> **Given problem**:
Retype the material word for word.
_ _ _
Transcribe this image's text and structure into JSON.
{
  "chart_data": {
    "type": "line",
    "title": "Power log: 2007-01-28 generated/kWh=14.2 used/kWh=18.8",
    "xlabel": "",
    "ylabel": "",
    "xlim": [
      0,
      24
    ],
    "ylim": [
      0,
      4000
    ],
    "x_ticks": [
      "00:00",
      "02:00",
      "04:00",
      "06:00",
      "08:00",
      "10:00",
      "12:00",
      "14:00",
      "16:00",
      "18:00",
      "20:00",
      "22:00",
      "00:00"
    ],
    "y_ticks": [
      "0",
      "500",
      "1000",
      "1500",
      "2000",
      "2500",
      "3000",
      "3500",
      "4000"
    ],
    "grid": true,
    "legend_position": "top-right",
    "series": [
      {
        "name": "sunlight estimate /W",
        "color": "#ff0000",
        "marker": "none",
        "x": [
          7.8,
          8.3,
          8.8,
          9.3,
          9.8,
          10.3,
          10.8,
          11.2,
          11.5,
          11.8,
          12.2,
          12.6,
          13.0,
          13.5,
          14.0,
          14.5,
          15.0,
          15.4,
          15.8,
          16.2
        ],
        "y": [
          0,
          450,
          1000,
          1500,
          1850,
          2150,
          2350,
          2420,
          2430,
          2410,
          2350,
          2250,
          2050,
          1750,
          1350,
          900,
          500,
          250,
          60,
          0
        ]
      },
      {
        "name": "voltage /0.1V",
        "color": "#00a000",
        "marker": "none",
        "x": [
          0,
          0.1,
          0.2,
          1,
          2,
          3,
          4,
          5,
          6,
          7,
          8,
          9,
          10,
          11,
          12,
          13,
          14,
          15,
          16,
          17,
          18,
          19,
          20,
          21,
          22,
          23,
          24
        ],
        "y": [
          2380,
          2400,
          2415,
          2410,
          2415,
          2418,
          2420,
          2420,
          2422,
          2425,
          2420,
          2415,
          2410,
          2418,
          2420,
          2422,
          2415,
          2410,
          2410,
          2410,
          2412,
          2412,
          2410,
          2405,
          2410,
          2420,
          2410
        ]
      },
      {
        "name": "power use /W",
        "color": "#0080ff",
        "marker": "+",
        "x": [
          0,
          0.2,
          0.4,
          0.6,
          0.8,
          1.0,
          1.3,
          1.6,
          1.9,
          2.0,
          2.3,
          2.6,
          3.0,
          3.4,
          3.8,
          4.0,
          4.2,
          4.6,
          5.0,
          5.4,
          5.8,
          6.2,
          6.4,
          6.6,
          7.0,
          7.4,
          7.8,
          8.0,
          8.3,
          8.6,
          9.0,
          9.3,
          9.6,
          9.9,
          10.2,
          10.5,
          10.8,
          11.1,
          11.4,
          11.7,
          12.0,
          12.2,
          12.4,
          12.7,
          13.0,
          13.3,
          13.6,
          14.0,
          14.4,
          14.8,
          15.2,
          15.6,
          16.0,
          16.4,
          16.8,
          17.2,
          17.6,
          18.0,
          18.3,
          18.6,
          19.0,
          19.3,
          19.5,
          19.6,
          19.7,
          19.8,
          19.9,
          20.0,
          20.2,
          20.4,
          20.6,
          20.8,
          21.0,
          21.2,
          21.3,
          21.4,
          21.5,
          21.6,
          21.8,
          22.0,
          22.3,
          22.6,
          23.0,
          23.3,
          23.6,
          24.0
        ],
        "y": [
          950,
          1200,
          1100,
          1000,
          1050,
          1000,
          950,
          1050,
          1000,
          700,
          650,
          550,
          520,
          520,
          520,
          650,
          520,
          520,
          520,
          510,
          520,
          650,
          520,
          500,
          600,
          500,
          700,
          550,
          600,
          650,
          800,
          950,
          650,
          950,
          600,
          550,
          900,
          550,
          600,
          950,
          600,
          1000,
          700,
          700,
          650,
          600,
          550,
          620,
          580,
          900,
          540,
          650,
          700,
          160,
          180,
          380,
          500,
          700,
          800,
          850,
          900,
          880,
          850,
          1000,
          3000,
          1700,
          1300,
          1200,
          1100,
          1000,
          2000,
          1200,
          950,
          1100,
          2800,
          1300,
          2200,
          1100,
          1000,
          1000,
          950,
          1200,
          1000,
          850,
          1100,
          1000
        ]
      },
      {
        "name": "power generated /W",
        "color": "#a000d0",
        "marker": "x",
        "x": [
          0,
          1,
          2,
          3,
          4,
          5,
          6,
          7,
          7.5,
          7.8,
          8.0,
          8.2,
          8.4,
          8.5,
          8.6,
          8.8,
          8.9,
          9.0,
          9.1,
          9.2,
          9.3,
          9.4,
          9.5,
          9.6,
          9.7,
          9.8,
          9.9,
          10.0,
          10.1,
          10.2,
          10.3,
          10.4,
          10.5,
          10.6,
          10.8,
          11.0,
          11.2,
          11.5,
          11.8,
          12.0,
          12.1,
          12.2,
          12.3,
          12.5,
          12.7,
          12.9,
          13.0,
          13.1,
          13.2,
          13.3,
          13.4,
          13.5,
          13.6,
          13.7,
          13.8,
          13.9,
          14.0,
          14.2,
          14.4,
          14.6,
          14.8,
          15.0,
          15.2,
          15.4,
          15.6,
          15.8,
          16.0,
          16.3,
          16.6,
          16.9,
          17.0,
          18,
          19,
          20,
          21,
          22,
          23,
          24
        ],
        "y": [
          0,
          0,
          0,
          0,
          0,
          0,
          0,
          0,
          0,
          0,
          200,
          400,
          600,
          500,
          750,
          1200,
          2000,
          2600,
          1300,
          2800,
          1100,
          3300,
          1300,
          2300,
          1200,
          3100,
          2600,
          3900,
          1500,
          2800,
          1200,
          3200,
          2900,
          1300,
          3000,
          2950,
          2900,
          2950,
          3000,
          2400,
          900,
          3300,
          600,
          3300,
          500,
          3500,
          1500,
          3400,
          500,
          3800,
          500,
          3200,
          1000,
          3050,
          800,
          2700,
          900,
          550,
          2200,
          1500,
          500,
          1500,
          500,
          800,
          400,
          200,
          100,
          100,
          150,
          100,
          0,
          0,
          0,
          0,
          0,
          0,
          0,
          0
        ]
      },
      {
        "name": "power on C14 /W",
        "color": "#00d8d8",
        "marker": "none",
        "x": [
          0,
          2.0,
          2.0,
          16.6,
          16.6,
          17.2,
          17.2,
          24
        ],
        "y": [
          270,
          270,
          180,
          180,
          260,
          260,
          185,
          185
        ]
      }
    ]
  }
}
_ _ _
> **Solved problem**:
Transcribe this image's text and structure into JSON.
{
  "chart_data": {
    "type": "line",
    "title": "Power log: 2007-01-28 generated/kWh=14.2 used/kWh=18.8",
    "xlabel": "",
    "ylabel": "",
    "xlim": [
      0,
      24
    ],
    "ylim": [
      0,
      4000
    ],
    "x_ticks": [
      "00:00",
      "02:00",
      "04:00",
      "06:00",
      "08:00",
      "10:00",
      "12:00",
      "14:00",
      "16:00",
      "18:00",
      "20:00",
      "22:00",
      "00:00"
    ],
    "y_ticks": [
      "0",
      "500",
      "1000",
      "1500",
      "2000",
      "2500",
      "3000",
      "3500",
      "4000"
    ],
    "grid": true,
    "legend_position": "top-right",
    "series": [
      {
        "name": "sunlight estimate /W",
        "color": "#ff0000",
        "marker": "none",
        "x": [
          7.8,
          8.3,
          8.8,
          9.3,
          9.8,
          10.3,
          10.8,
          11.2,
          11.5,
          11.8,
          12.2,
          12.6,
          13.0,
          13.5,
          14.0,
          14.5,
          15.0,
          15.4,
          15.8,
          16.2
        ],
        "y": [
          0,
          450,
          1000,
          1500,
          1850,
          2150,
          2350,
          2420,
          2430,
          2410,
          2350,
          2250,
          2050,
          1750,
          1350,
          900,
          500,
          250,
          60,
          0
        ]
      },
      {
        "name": "voltage /0.1V",
        "color": "#00a000",
        "marker": "none",
        "x": [
          0,
          0.1,
          0.2,
          1,
          2,
          3,
          4,
          5,
          6,
          7,
          8,
          9,
          10,
          11,
          12,
          13,
          14,
          15,
          16,
          17,
          18,
          19,
          20,
          21,
          22,
          23,
          24
        ],
        "y": [
          2380,
          2400,
          2415,
          2410,
          2415,
          2418,
          2420,
          2420,
          2422,
          2425,
          2420,
          2415,
          2410,
          2418,
          2420,
          2422,
          2415,
          2410,
          2410,
          2410,
          2412,
          2412,
          2410,
          2405,
          2410,
          2420,
          2410
        ]
      },
      {
        "name": "power use /W",
        "color": "#0080ff",
        "marker": "+",
        "x": [
          0,
          0.2,
          0.4,
          0.6,
          0.8,
          1.0,
          1.3,
          1.6,
          1.9,
          2.0,
          2.3,
          2.6,
          3.0,
          3.4,
          3.8,
          4.0,
          4.2,
          4.6,
          5.0,
          5.4,
          5.8,
          6.2,
          6.4,
          6.6,
          7.0,
          7.4,
          7.8,
          8.0,
          8.3,
          8.6,
          9.0,
          9.3,
          9.6,
          9.9,
          10.2,
          10.5,
          10.8,
          11.1,
          11.4,
          11.7,
          12.0,
          12.2,
          12.4,
          12.7,
          13.0,
          13.3,
          13.6,
          14.0,
          14.4,
          14.8,
          15.2,
          15.6,
          16.0,
          16.4,
          16.8,
          17.2,
          17.6,
          18.0,
          18.3,
          18.6,
          19.0,
          19.3,
          19.5,
          19.6,
          19.7,
          19.8,
          19.9,
          20.0,
          20.2,
          20.4,
          20.6,
          20.8,
          21.0,
          21.2,
          21.3,
          21.4,
          21.5,
          21.6,
          21.8,
          22.0,
          22.3,
          22.6,
          23.0,
          23.3,
          23.6,
          24.0
        ],
        "y": [
          950,
          1200,
          1100,
          1000,
          1050,
          1000,
          950,
          1050,
          1000,
          700,
          650,
          550,
          520,
          520,
          520,
          650,
          520,
          520,
          520,
          510,
          520,
          650,
          520,
          500,
          600,
          500,
          700,
          550,
          600,
          650,
          800,
          950,
          650,
          950,
          600,
          550,
          900,
          550,
          600,
          950,
          600,
          1000,
          700,
          700,
          650,
          600,
          550,
          620,
          580,
          900,
          540,
          650,
          700,
          160,
          180,
          380,
          500,
          700,
          800,
          850,
          900,
          880,
          850,
          1000,
          3000,
          1700,
          1300,
          1200,
          1100,
          1000,
          2000,
          1200,
          950,
          1100,
          2800,
          1300,
          2200,
          1100,
          1000,
          1000,
          950,
          1200,
          1000,
          850,
          1100,
          1000
        ]
      },
      {
        "name": "power generated /W",
        "color": "#a000d0",
        "marker": "x",
        "x": [
          0,
          1,
          2,
          3,
          4,
          5,
          6,
          7,
          7.5,
          7.8,
          8.0,
          8.2,
          8.4,
          8.5,
          8.6,
          8.8,
          8.9,
          9.0,
          9.1,
          9.2,
          9.3,
          9.4,
          9.5,
          9.6,
          9.7,
          9.8,
          9.9,
          10.0,
          10.1,
          10.2,
          10.3,
          10.4,
          10.5,
          10.6,
          10.8,
          11.0,
          11.2,
          11.5,
          11.8,
          12.0,
          12.1,
          12.2,
          12.3,
          12.5,
          12.7,
          12.9,
          13.0,
          13.1,
          13.2,
          13.3,
          13.4,
          13.5,
          13.6,
          13.7,
          13.8,
          13.9,
          14.0,
          14.2,
          14.4,
          14.6,
          14.8,
          15.0,
          15.2,
          15.4,
          15.6,
          15.8,
          16.0,
          16.3,
          16.6,
          16.9,
          17.0,
          18,
          19,
          20,
          21,
          22,
          23,
          24
        ],
        "y": [
          0,
          0,
          0,
          0,
          0,
          0,
          0,
          0,
          0,
          0,
          200,
          400,
          600,
          500,
          750,
          1200,
          2000,
          2600,
          1300,
          2800,
          1100,
          3300,
          1300,
          2300,
          1200,
          3100,
          2600,
          3900,
          1500,
          2800,
          1200,
          3200,
          2900,
          1300,
          3000,
          2950,
          2900,
          2950,
          3000,
          2400,
          900,
          3300,
          600,
          3300,
          500,
          3500,
          1500,
          3400,
          500,
          3800,
          500,
          3200,
          1000,
          3050,
          800,
          2700,
          900,
          550,
          2200,
          1500,
          500,
          1500,
          500,
          800,
          400,
          200,
          100,
          100,
          150,
          100,
          0,
          0,
          0,
          0,
          0,
          0,
          0,
          0
        ]
      },
      {
        "name": "power on C14 /W",
        "color": "#00d8d8",
        "marker": "none",
        "x": [
          0,
          2.0,
          2.0,
          16.6,
          16.6,
          17.2,
          17.2,
          24
        ],
        "y": [
          270,
          270,
          180,
          180,
          260,
          260,
          185,
          185
        ]
      }
    ]
  }
}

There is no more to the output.